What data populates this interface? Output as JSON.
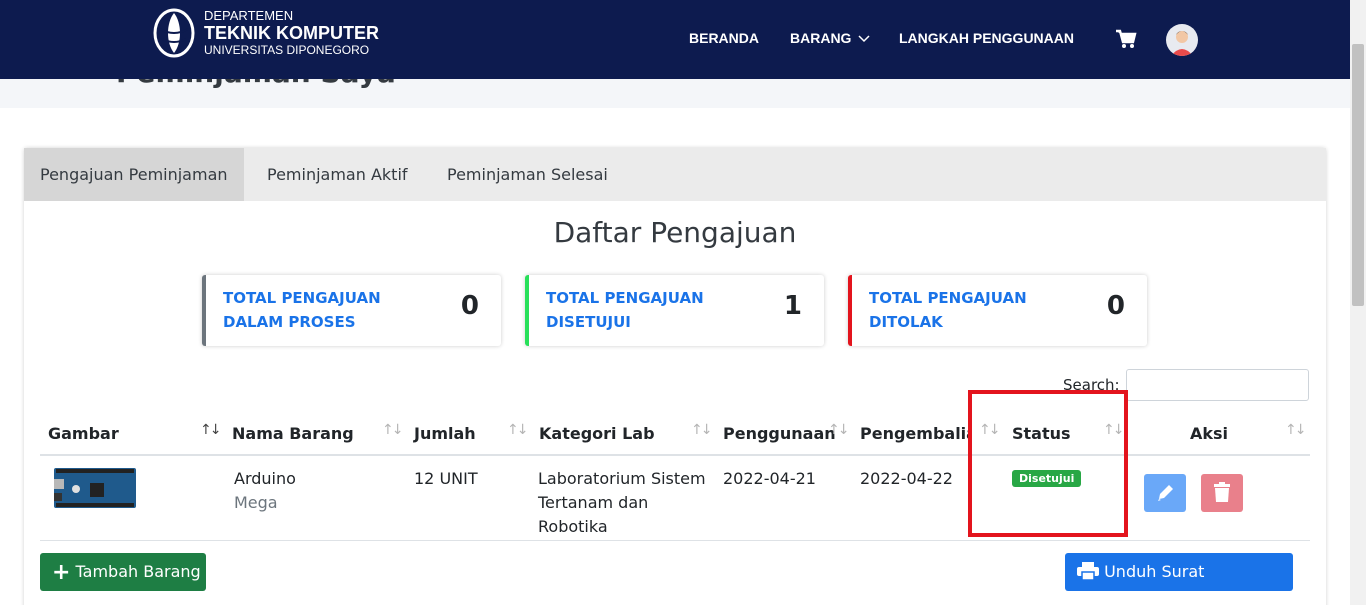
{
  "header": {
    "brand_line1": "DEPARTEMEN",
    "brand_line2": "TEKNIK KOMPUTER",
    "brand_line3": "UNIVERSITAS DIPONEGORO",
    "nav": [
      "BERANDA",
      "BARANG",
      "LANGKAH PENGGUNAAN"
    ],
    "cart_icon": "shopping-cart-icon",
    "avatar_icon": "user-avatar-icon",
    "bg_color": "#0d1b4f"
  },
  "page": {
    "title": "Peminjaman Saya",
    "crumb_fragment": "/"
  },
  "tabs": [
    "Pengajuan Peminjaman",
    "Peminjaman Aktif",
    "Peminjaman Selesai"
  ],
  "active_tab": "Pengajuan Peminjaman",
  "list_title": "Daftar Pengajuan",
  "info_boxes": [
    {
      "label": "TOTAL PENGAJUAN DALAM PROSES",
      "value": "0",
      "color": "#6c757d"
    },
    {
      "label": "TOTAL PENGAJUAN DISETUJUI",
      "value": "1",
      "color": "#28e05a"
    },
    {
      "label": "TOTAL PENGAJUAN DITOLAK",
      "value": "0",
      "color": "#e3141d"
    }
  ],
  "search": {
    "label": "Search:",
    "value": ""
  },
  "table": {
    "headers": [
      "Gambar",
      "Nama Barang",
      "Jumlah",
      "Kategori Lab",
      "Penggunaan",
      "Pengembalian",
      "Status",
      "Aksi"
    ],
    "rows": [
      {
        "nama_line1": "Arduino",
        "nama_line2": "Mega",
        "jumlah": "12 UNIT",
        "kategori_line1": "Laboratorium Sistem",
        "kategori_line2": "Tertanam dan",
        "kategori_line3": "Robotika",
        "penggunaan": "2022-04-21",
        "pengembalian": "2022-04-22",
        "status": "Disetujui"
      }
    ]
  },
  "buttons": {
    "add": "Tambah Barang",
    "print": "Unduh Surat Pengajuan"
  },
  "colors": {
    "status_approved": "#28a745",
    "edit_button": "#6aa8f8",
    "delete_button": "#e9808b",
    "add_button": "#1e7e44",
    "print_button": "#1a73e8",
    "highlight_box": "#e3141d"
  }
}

◆ ◆ ◆

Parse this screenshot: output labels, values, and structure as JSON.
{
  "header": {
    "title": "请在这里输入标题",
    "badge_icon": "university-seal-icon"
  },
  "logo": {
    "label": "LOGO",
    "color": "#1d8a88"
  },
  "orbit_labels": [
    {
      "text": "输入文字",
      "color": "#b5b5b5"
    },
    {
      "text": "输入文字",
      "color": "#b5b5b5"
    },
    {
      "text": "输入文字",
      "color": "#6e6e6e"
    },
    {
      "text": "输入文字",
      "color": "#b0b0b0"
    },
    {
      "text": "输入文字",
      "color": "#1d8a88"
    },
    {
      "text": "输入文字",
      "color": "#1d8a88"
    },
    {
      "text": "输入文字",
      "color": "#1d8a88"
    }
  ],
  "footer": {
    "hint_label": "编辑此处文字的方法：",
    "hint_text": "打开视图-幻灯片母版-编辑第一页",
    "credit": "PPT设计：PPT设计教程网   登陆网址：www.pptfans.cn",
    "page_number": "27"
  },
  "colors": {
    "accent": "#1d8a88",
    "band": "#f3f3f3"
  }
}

◆ ◆ ◆

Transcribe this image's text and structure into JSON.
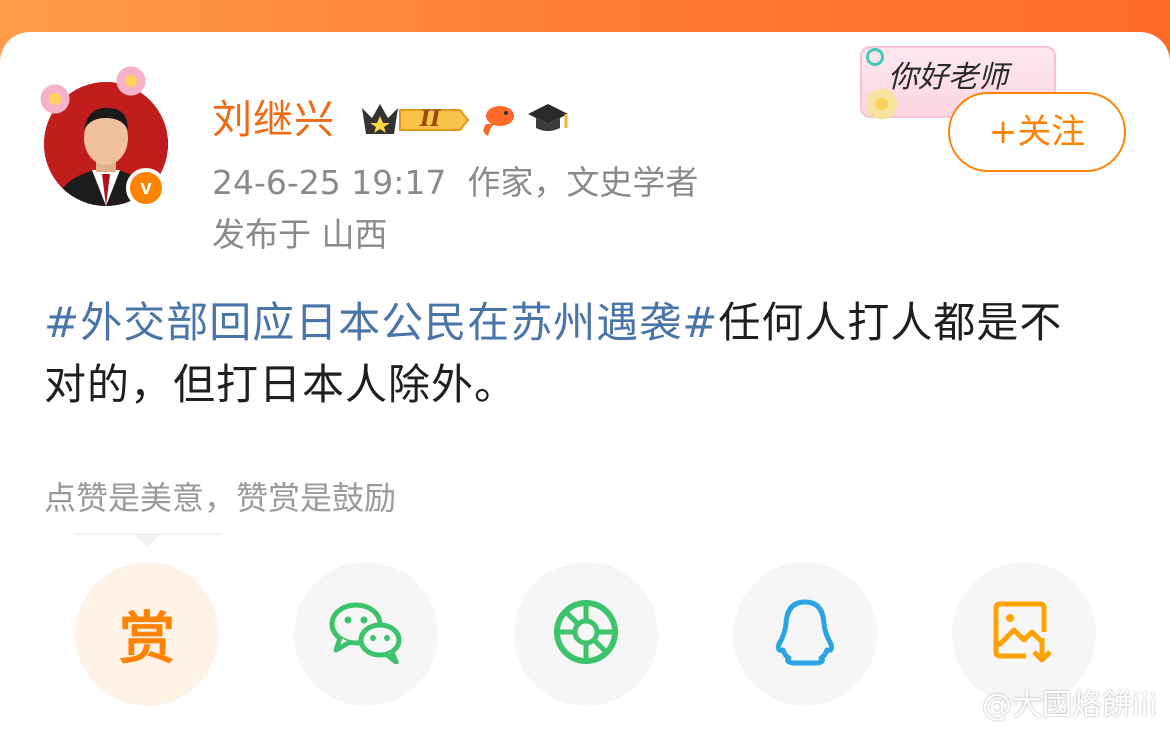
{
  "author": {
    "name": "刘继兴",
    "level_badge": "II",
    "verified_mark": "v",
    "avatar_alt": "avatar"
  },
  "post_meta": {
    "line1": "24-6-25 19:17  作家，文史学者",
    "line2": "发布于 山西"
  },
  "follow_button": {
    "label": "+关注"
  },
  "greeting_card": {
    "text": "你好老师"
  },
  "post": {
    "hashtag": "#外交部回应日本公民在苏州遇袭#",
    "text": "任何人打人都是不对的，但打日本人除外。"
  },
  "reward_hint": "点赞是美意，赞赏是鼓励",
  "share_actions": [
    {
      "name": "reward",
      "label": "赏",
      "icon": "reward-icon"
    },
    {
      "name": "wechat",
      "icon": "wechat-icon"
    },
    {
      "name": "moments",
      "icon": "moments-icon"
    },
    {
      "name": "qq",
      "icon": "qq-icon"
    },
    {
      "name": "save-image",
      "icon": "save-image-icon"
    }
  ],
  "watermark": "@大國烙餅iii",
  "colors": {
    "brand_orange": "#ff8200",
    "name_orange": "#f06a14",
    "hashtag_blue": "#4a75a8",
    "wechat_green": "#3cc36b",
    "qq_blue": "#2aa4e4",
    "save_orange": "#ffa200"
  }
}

◆ ◆ ◆

#### EXERCISE OBJECTIVE:
Wherever a line in the data above holds "image", copy that line.

#### FINISHED EXERCISE:
Transcribe this image's text and structure into JSON.
      "name": "save-image",
      "icon": "save-image-icon"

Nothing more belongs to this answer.